**WRITTEN REQUEST**
Wherever "series" appears in a line, list that line.

Stored dataset items
## START

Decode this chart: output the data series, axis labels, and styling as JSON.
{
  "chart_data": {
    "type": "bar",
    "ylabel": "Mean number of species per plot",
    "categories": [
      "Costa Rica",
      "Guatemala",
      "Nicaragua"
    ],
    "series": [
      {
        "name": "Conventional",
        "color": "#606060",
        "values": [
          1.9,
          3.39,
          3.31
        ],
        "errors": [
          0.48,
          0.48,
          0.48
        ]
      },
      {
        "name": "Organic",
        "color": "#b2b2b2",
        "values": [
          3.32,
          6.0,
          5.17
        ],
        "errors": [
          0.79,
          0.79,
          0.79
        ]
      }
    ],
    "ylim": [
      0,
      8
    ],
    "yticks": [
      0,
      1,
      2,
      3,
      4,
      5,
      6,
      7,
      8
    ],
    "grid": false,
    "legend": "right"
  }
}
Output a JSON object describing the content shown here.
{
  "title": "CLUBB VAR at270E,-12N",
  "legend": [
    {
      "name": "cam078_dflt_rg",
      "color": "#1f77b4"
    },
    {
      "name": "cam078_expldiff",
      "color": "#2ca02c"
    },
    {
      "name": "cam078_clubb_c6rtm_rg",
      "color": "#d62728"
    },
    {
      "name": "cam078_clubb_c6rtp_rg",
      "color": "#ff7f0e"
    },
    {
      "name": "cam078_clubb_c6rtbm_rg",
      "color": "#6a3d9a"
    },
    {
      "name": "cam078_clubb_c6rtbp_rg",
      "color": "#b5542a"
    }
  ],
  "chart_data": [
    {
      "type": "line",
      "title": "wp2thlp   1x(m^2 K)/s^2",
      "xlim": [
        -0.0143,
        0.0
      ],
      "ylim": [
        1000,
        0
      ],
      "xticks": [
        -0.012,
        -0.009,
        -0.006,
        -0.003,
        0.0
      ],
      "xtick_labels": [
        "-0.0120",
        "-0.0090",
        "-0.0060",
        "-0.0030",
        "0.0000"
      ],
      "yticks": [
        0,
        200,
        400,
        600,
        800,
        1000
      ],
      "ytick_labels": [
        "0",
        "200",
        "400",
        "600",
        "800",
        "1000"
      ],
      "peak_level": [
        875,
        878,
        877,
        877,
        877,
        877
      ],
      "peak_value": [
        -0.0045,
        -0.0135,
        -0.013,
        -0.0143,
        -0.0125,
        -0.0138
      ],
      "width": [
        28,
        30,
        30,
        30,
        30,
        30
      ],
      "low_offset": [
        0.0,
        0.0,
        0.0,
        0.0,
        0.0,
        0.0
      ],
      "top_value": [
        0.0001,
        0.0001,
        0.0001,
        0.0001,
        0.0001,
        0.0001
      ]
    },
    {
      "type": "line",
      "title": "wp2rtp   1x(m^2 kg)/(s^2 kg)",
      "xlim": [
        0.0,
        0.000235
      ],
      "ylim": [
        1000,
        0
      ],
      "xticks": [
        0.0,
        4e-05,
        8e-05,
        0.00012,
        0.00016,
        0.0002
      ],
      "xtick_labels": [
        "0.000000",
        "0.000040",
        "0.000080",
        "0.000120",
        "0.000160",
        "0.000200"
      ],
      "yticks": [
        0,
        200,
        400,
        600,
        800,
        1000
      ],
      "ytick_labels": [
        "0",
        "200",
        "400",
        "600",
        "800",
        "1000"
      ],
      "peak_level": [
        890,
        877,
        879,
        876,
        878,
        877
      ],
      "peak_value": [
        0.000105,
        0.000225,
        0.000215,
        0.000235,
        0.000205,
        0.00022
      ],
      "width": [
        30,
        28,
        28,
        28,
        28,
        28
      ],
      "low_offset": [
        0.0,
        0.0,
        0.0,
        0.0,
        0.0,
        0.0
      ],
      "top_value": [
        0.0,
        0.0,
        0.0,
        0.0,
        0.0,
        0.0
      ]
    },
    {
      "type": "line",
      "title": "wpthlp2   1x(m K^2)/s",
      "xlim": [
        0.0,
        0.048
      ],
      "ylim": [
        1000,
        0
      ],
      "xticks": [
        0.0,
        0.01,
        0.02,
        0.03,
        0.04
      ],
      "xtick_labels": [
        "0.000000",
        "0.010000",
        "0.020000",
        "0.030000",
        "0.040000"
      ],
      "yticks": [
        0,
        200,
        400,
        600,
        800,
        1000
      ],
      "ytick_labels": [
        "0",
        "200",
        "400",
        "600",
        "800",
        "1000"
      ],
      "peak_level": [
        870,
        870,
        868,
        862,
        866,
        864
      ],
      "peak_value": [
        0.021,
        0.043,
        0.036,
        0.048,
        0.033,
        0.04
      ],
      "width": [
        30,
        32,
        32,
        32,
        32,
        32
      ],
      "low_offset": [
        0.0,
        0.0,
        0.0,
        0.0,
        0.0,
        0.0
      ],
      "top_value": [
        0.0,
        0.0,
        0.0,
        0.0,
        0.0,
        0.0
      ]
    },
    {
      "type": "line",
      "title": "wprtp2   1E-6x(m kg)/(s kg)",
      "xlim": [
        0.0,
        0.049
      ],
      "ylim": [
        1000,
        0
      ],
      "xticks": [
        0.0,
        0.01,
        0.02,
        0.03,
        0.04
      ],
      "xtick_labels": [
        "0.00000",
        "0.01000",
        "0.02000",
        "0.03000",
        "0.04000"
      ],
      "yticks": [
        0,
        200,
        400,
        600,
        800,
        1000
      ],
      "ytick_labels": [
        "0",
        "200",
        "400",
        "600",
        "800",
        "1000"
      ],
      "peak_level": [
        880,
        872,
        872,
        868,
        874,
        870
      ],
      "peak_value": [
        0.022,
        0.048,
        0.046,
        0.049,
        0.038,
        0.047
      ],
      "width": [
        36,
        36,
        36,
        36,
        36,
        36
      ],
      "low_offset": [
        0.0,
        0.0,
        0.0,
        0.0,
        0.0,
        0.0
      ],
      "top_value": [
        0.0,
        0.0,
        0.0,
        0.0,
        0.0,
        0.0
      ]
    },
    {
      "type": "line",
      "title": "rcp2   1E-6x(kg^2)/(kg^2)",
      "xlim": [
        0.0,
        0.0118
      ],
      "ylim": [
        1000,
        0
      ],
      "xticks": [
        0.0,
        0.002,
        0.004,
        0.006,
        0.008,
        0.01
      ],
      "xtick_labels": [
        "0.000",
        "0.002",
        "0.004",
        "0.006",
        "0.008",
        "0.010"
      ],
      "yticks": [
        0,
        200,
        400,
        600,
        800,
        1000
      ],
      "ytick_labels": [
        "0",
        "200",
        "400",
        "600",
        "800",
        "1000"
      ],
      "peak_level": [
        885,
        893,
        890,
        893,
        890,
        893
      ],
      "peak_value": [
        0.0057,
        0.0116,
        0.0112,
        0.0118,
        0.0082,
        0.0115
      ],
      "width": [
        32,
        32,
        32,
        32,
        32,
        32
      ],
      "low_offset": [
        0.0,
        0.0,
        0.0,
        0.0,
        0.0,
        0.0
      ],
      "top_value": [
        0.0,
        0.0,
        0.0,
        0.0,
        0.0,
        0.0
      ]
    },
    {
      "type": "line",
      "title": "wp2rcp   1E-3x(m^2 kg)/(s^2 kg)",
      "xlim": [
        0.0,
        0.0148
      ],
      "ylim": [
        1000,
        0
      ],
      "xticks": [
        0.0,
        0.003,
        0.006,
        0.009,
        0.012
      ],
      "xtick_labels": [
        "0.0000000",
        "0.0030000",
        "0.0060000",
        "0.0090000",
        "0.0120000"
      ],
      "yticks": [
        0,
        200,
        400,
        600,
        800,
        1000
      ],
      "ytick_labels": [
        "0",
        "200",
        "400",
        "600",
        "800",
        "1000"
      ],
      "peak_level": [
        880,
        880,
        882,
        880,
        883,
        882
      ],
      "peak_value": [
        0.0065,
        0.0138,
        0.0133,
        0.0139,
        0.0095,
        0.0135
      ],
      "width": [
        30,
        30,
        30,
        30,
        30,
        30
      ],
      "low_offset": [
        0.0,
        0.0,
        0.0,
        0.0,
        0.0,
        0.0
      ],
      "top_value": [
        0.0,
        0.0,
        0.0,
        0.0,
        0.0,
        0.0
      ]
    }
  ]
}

## END

**RESPONSE TO THE TASK**
Decode this chart: output the data series, axis labels, and styling as JSON.
    "series": [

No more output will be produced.